• AIM OF THE EXERCISE: In the entries below, find every line with "технологии" and copy it.

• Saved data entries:
## START

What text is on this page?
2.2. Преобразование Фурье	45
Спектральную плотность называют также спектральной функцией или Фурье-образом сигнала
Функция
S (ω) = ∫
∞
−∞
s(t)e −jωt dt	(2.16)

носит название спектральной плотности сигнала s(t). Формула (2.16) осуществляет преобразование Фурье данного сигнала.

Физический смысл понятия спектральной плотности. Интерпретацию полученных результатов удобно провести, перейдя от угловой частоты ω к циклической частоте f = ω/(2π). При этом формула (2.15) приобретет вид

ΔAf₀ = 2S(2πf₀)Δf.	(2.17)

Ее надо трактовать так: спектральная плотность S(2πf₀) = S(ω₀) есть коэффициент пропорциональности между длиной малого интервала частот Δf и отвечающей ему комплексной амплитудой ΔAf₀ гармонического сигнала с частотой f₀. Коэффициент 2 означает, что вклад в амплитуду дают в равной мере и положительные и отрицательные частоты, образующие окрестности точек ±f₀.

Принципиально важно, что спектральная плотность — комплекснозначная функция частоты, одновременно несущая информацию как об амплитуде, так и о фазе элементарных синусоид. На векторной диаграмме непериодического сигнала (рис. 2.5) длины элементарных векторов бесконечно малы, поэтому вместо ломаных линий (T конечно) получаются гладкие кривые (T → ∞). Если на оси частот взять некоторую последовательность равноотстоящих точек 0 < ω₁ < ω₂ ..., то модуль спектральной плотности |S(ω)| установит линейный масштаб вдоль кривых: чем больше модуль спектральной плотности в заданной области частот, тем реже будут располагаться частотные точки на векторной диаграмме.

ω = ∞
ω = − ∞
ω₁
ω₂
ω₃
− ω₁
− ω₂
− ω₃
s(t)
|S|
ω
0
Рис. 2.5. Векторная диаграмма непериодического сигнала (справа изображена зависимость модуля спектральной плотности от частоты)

## END
## START

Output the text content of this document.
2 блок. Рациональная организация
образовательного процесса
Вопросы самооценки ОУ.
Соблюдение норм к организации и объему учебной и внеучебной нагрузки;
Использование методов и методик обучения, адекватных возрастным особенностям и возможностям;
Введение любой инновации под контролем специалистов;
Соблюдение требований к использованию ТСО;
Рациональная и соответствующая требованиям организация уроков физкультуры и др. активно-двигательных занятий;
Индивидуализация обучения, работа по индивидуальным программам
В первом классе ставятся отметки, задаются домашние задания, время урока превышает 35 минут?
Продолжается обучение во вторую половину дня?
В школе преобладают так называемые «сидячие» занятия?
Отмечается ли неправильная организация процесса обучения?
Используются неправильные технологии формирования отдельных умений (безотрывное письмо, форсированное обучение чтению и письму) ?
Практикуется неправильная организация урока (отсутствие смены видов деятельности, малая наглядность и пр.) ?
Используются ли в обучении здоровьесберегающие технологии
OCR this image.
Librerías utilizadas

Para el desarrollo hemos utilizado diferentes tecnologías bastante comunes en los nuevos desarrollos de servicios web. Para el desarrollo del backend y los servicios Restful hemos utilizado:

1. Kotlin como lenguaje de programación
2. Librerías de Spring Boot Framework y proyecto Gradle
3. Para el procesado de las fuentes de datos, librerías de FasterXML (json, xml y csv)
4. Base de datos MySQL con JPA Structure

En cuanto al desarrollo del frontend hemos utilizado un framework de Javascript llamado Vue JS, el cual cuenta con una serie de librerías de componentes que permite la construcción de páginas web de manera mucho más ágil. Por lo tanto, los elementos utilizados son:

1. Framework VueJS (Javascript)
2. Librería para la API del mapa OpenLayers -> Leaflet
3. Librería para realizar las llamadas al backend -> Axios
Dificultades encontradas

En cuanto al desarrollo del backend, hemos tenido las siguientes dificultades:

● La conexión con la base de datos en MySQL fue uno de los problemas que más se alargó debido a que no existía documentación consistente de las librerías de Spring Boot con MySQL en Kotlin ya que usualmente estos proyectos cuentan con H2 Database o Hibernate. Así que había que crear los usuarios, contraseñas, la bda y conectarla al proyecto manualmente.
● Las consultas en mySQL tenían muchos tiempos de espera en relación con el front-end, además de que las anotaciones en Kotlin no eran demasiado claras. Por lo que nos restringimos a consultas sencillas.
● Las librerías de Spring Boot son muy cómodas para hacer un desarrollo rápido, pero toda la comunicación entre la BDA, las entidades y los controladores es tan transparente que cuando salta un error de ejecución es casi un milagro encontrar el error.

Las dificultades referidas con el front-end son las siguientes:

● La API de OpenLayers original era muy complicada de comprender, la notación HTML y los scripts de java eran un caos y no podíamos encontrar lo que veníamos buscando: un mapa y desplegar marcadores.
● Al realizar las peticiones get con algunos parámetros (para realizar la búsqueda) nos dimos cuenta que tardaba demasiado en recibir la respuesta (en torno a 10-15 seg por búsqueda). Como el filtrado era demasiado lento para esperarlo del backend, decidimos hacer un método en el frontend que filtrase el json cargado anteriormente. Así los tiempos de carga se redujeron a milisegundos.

## END

• FINAL RESULT:
Используются неправильные технологии формирования отдельных умений (безотрывное письмо, форсированное обучение чтению и письму) ?
Используются ли в обучении здоровьесберегающие технологии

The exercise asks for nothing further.